## LISTED RECORDS
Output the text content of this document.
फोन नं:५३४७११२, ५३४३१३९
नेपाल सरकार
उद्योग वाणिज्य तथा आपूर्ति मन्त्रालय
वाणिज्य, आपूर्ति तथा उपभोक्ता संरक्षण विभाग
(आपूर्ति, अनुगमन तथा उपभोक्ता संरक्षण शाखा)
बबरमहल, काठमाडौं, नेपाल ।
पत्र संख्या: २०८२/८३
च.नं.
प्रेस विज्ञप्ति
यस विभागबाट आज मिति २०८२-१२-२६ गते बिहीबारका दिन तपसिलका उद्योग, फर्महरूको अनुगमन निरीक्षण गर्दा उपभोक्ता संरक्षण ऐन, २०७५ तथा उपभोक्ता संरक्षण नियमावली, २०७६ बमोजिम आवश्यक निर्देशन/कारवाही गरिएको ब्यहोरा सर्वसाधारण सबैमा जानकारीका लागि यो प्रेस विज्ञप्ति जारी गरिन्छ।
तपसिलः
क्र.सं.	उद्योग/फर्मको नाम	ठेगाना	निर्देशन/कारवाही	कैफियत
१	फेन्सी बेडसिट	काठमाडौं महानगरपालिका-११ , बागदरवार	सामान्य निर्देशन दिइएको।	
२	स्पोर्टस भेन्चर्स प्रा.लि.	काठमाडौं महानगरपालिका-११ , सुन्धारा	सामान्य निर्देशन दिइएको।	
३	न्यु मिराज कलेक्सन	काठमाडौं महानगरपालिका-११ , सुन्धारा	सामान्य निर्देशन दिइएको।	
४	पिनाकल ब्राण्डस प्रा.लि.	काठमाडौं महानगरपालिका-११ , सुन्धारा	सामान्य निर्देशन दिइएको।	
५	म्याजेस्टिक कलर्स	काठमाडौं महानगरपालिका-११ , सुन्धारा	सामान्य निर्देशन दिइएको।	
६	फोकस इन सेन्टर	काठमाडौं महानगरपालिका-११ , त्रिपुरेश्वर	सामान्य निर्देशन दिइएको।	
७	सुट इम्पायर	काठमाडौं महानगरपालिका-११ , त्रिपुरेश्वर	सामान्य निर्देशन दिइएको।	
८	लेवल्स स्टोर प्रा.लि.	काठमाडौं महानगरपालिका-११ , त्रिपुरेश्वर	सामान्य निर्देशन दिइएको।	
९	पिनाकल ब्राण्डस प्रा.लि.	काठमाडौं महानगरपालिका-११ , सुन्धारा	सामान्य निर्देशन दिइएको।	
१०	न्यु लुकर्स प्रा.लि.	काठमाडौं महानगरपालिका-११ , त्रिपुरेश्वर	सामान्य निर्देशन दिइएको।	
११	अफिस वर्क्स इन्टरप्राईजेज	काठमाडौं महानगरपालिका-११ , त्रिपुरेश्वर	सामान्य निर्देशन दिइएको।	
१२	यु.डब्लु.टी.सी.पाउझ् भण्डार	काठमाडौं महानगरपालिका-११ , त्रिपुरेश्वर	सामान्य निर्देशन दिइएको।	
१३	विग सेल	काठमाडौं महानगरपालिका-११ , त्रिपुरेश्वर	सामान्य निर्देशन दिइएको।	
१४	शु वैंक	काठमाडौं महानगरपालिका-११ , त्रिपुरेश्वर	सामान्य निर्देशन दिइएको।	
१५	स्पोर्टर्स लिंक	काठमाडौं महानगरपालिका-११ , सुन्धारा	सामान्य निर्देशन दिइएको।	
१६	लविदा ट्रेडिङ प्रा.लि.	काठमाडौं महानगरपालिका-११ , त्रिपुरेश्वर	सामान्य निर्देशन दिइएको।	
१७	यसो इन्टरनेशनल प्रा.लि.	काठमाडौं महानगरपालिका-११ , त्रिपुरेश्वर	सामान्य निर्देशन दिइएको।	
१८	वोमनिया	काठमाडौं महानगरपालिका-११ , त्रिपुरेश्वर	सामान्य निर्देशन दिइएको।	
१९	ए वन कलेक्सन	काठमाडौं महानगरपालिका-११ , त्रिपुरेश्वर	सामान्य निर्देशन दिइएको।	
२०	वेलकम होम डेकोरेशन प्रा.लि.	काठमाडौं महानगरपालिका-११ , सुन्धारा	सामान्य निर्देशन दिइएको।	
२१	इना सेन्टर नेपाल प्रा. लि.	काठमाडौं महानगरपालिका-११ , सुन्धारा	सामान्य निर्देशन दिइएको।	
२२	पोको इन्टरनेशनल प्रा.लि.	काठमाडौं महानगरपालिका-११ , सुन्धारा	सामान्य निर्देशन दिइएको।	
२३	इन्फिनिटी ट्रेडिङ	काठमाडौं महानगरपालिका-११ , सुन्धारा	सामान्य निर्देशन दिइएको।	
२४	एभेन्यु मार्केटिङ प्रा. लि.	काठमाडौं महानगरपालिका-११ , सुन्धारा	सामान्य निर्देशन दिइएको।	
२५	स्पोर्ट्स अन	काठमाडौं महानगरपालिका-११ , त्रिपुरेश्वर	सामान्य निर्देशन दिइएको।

## WRITTEN TASK
Copy all the entries verbatim.

## REPLY
Output the text content of this document.
फोन नं:५३४७११२, ५३४३१३९
नेपाल सरकार
उद्योग वाणिज्य तथा आपूर्ति मन्त्रालय
वाणिज्य, आपूर्ति तथा उपभोक्ता संरक्षण विभाग
(आपूर्ति, अनुगमन तथा उपभोक्ता संरक्षण शाखा)
बबरमहल, काठमाडौं, नेपाल ।
पत्र संख्या: २०८२/८३
च.नं.
प्रेस विज्ञप्ति
यस विभागबाट आज मिति २०८२-१२-२६ गते बिहीबारका दिन तपसिलका उद्योग, फर्महरूको अनुगमन निरीक्षण गर्दा उपभोक्ता संरक्षण ऐन, २०७५ तथा उपभोक्ता संरक्षण नियमावली, २०७६ बमोजिम आवश्यक निर्देशन/कारवाही गरिएको ब्यहोरा सर्वसाधारण सबैमा जानकारीका लागि यो प्रेस विज्ञप्ति जारी गरिन्छ।
तपसिलः
क्र.सं.	उद्योग/फर्मको नाम	ठेगाना	निर्देशन/कारवाही	कैफियत
१	फेन्सी बेडसिट	काठमाडौं महानगरपालिका-११ , बागदरवार	सामान्य निर्देशन दिइएको।	
२	स्पोर्टस भेन्चर्स प्रा.लि.	काठमाडौं महानगरपालिका-११ , सुन्धारा	सामान्य निर्देशन दिइएको।	
३	न्यु मिराज कलेक्सन	काठमाडौं महानगरपालिका-११ , सुन्धारा	सामान्य निर्देशन दिइएको।	
४	पिनाकल ब्राण्डस प्रा.लि.	काठमाडौं महानगरपालिका-११ , सुन्धारा	सामान्य निर्देशन दिइएको।	
५	म्याजेस्टिक कलर्स	काठमाडौं महानगरपालिका-११ , सुन्धारा	सामान्य निर्देशन दिइएको।	
६	फोकस इन सेन्टर	काठमाडौं महानगरपालिका-११ , त्रिपुरेश्वर	सामान्य निर्देशन दिइएको।	
७	सुट इम्पायर	काठमाडौं महानगरपालिका-११ , त्रिपुरेश्वर	सामान्य निर्देशन दिइएको।	
८	लेवल्स स्टोर प्रा.लि.	काठमाडौं महानगरपालिका-११ , त्रिपुरेश्वर	सामान्य निर्देशन दिइएको।	
९	पिनाकल ब्राण्डस प्रा.लि.	काठमाडौं महानगरपालिका-११ , सुन्धारा	सामान्य निर्देशन दिइएको।	
१०	न्यु लुकर्स प्रा.लि.	काठमाडौं महानगरपालिका-११ , त्रिपुरेश्वर	सामान्य निर्देशन दिइएको।	
११	अफिस वर्क्स इन्टरप्राईजेज	काठमाडौं महानगरपालिका-११ , त्रिपुरेश्वर	सामान्य निर्देशन दिइएको।	
१२	यु.डब्लु.टी.सी.पाउझ् भण्डार	काठमाडौं महानगरपालिका-११ , त्रिपुरेश्वर	सामान्य निर्देशन दिइएको।	
१३	विग सेल	काठमाडौं महानगरपालिका-११ , त्रिपुरेश्वर	सामान्य निर्देशन दिइएको।	
१४	शु वैंक	काठमाडौं महानगरपालिका-११ , त्रिपुरेश्वर	सामान्य निर्देशन दिइएको।	
१५	स्पोर्टर्स लिंक	काठमाडौं महानगरपालिका-११ , सुन्धारा	सामान्य निर्देशन दिइएको।	
१६	लविदा ट्रेडिङ प्रा.लि.	काठमाडौं महानगरपालिका-११ , त्रिपुरेश्वर	सामान्य निर्देशन दिइएको।	
१७	यसो इन्टरनेशनल प्रा.लि.	काठमाडौं महानगरपालिका-११ , त्रिपुरेश्वर	सामान्य निर्देशन दिइएको।	
१८	वोमनिया	काठमाडौं महानगरपालिका-११ , त्रिपुरेश्वर	सामान्य निर्देशन दिइएको।	
१९	ए वन कलेक्सन	काठमाडौं महानगरपालिका-११ , त्रिपुरेश्वर	सामान्य निर्देशन दिइएको।	
२०	वेलकम होम डेकोरेशन प्रा.लि.	काठमाडौं महानगरपालिका-११ , सुन्धारा	सामान्य निर्देशन दिइएको।	
२१	इना सेन्टर नेपाल प्रा. लि.	काठमाडौं महानगरपालिका-११ , सुन्धारा	सामान्य निर्देशन दिइएको।	
२२	पोको इन्टरनेशनल प्रा.लि.	काठमाडौं महानगरपालिका-११ , सुन्धारा	सामान्य निर्देशन दिइएको।	
२३	इन्फिनिटी ट्रेडिङ	काठमाडौं महानगरपालिका-११ , सुन्धारा	सामान्य निर्देशन दिइएको।	
२४	एभेन्यु मार्केटिङ प्रा. लि.	काठमाडौं महानगरपालिका-११ , सुन्धारा	सामान्य निर्देशन दिइएको।	
२५	स्पोर्ट्स अन	काठमाडौं महानगरपालिका-११ , त्रिपुरेश्वर	सामान्य निर्देशन दिइएको।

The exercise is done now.